[Dataset entries]
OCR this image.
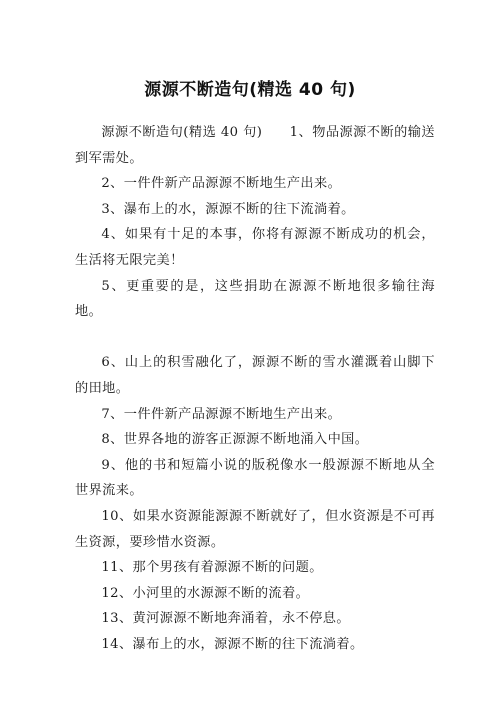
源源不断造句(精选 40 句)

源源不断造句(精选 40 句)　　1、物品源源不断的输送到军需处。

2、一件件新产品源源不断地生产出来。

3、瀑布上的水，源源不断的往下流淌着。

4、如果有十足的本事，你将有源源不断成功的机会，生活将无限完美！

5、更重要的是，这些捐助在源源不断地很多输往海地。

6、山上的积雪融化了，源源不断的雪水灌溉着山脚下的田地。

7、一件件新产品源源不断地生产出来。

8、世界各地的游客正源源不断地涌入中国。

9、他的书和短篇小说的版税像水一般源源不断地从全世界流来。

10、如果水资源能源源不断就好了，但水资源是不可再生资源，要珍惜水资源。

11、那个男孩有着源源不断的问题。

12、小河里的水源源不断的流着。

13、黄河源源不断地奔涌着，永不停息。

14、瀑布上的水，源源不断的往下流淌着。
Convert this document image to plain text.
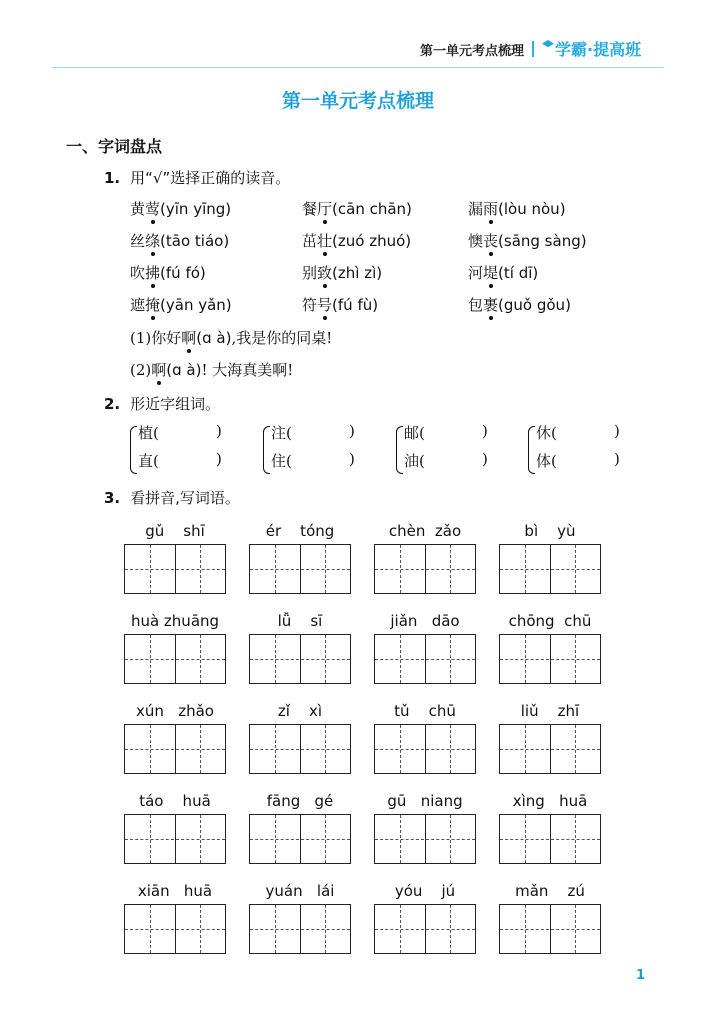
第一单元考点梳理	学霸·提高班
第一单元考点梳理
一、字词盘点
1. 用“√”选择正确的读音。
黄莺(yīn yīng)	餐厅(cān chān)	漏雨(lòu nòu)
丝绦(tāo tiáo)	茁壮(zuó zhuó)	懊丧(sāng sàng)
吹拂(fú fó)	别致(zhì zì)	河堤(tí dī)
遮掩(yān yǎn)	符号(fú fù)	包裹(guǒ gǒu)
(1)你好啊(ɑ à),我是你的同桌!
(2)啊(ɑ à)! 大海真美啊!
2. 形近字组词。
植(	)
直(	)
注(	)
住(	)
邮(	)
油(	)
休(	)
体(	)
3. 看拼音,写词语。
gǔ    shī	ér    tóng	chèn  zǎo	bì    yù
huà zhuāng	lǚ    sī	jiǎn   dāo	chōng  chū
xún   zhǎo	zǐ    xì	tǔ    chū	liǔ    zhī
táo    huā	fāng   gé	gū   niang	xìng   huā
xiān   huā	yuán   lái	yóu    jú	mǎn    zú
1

▸ **Short problem**:
Return all the lines that contain the string "image".

▸ **Exercise solution**:
OCR this image.
Convert this document image to plain text.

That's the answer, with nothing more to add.